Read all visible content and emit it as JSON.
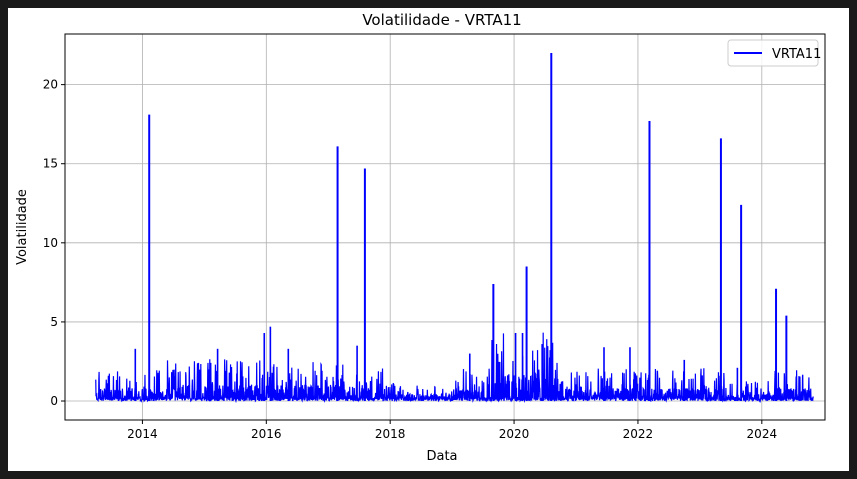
{
  "chart_data": {
    "type": "line",
    "title": "Volatilidade - VRTA11",
    "xlabel": "Data",
    "ylabel": "Volatilidade",
    "x_range": [
      "2013-04-01",
      "2024-10-31"
    ],
    "xlim": [
      2012.75,
      2025.02
    ],
    "ylim": [
      -1.2,
      23.2
    ],
    "x_ticks": [
      {
        "value": 2014,
        "label": "2014"
      },
      {
        "value": 2016,
        "label": "2016"
      },
      {
        "value": 2018,
        "label": "2018"
      },
      {
        "value": 2020,
        "label": "2020"
      },
      {
        "value": 2022,
        "label": "2022"
      },
      {
        "value": 2024,
        "label": "2024"
      }
    ],
    "y_ticks": [
      {
        "value": 0,
        "label": "0"
      },
      {
        "value": 5,
        "label": "5"
      },
      {
        "value": 10,
        "label": "10"
      },
      {
        "value": 15,
        "label": "15"
      },
      {
        "value": 20,
        "label": "20"
      }
    ],
    "grid": true,
    "legend_position": "top-right",
    "series": [
      {
        "name": "VRTA11",
        "color": "#0000ff",
        "spikes": [
          {
            "date": "2014-02-10",
            "value": 18.1
          },
          {
            "date": "2017-02-25",
            "value": 16.1
          },
          {
            "date": "2017-08-05",
            "value": 14.7
          },
          {
            "date": "2019-09-01",
            "value": 7.4
          },
          {
            "date": "2020-03-15",
            "value": 8.5
          },
          {
            "date": "2020-08-08",
            "value": 22.0
          },
          {
            "date": "2022-03-10",
            "value": 17.7
          },
          {
            "date": "2023-05-05",
            "value": 16.6
          },
          {
            "date": "2023-09-01",
            "value": 12.4
          },
          {
            "date": "2024-03-25",
            "value": 7.1
          },
          {
            "date": "2024-05-25",
            "value": 5.4
          }
        ],
        "secondary_peaks": [
          {
            "date": "2013-11-20",
            "value": 3.3
          },
          {
            "date": "2015-03-20",
            "value": 3.3
          },
          {
            "date": "2015-12-20",
            "value": 4.3
          },
          {
            "date": "2016-01-25",
            "value": 4.7
          },
          {
            "date": "2016-05-10",
            "value": 3.3
          },
          {
            "date": "2017-06-20",
            "value": 3.5
          },
          {
            "date": "2019-04-15",
            "value": 3.0
          },
          {
            "date": "2020-01-10",
            "value": 4.3
          },
          {
            "date": "2020-02-20",
            "value": 4.3
          },
          {
            "date": "2020-06-15",
            "value": 3.6
          },
          {
            "date": "2021-06-15",
            "value": 3.4
          },
          {
            "date": "2021-11-15",
            "value": 3.4
          },
          {
            "date": "2022-10-01",
            "value": 2.6
          },
          {
            "date": "2023-08-10",
            "value": 2.1
          }
        ]
      }
    ]
  }
}
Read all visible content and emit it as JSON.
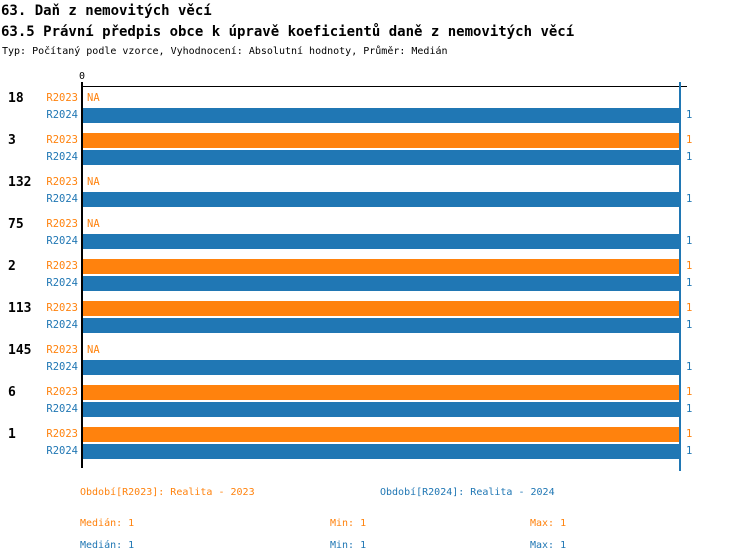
{
  "header": {
    "title": "63. Daň z nemovitých věcí",
    "subtitle": "63.5 Právní předpis obce k úpravě koeficientů daně z nemovitých věcí",
    "meta": "Typ: Počítaný podle vzorce, Vyhodnocení: Absolutní hodnoty, Průměr: Medián"
  },
  "axis": {
    "zero_label": "0"
  },
  "colors": {
    "r2023": "#FF820D",
    "r2024": "#2077B4",
    "axis": "#000000"
  },
  "chart": {
    "groups": [
      {
        "label": "18",
        "r2023": {
          "series": "R2023",
          "value": "NA"
        },
        "r2024": {
          "series": "R2024",
          "value": "1"
        }
      },
      {
        "label": "3",
        "r2023": {
          "series": "R2023",
          "value": "1"
        },
        "r2024": {
          "series": "R2024",
          "value": "1"
        }
      },
      {
        "label": "132",
        "r2023": {
          "series": "R2023",
          "value": "NA"
        },
        "r2024": {
          "series": "R2024",
          "value": "1"
        }
      },
      {
        "label": "75",
        "r2023": {
          "series": "R2023",
          "value": "NA"
        },
        "r2024": {
          "series": "R2024",
          "value": "1"
        }
      },
      {
        "label": "2",
        "r2023": {
          "series": "R2023",
          "value": "1"
        },
        "r2024": {
          "series": "R2024",
          "value": "1"
        }
      },
      {
        "label": "113",
        "r2023": {
          "series": "R2023",
          "value": "1"
        },
        "r2024": {
          "series": "R2024",
          "value": "1"
        }
      },
      {
        "label": "145",
        "r2023": {
          "series": "R2023",
          "value": "NA"
        },
        "r2024": {
          "series": "R2024",
          "value": "1"
        }
      },
      {
        "label": "6",
        "r2023": {
          "series": "R2023",
          "value": "1"
        },
        "r2024": {
          "series": "R2024",
          "value": "1"
        }
      },
      {
        "label": "1",
        "r2023": {
          "series": "R2023",
          "value": "1"
        },
        "r2024": {
          "series": "R2024",
          "value": "1"
        }
      }
    ]
  },
  "legend": {
    "r2023": {
      "period": "Období[R2023]: Realita - 2023",
      "median": "Medián: 1",
      "min": "Min: 1",
      "max": "Max: 1"
    },
    "r2024": {
      "period": "Období[R2024]: Realita - 2024",
      "median": "Medián: 1",
      "min": "Min: 1",
      "max": "Max: 1"
    }
  },
  "chart_data": {
    "type": "bar",
    "orientation": "horizontal",
    "title": "63. Daň z nemovitých věcí",
    "subtitle": "63.5 Právní předpis obce k úpravě koeficientů daně z nemovitých věcí",
    "annotation": "Typ: Počítaný podle vzorce, Vyhodnocení: Absolutní hodnoty, Průměr: Medián",
    "categories": [
      "18",
      "3",
      "132",
      "75",
      "2",
      "113",
      "145",
      "6",
      "1"
    ],
    "series": [
      {
        "name": "R2023",
        "label": "Období[R2023]: Realita - 2023",
        "color": "#FF820D",
        "values": [
          null,
          1,
          null,
          null,
          1,
          1,
          null,
          1,
          1
        ],
        "value_labels": [
          "NA",
          "1",
          "NA",
          "NA",
          "1",
          "1",
          "NA",
          "1",
          "1"
        ]
      },
      {
        "name": "R2024",
        "label": "Období[R2024]: Realita - 2024",
        "color": "#2077B4",
        "values": [
          1,
          1,
          1,
          1,
          1,
          1,
          1,
          1,
          1
        ],
        "value_labels": [
          "1",
          "1",
          "1",
          "1",
          "1",
          "1",
          "1",
          "1",
          "1"
        ]
      }
    ],
    "xlim": [
      0,
      1
    ],
    "x_ticks": [
      0
    ],
    "median_reference_line": 1,
    "grid": false,
    "legend_position": "bottom",
    "stats": {
      "R2023": {
        "median": 1,
        "min": 1,
        "max": 1
      },
      "R2024": {
        "median": 1,
        "min": 1,
        "max": 1
      }
    }
  }
}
───
Task prompt>
Return every line in the listing that contains the word "period".

Response to this exercise>
      "period": "Období[R2023]: Realita - 2023",
      "period": "Období[R2024]: Realita - 2024",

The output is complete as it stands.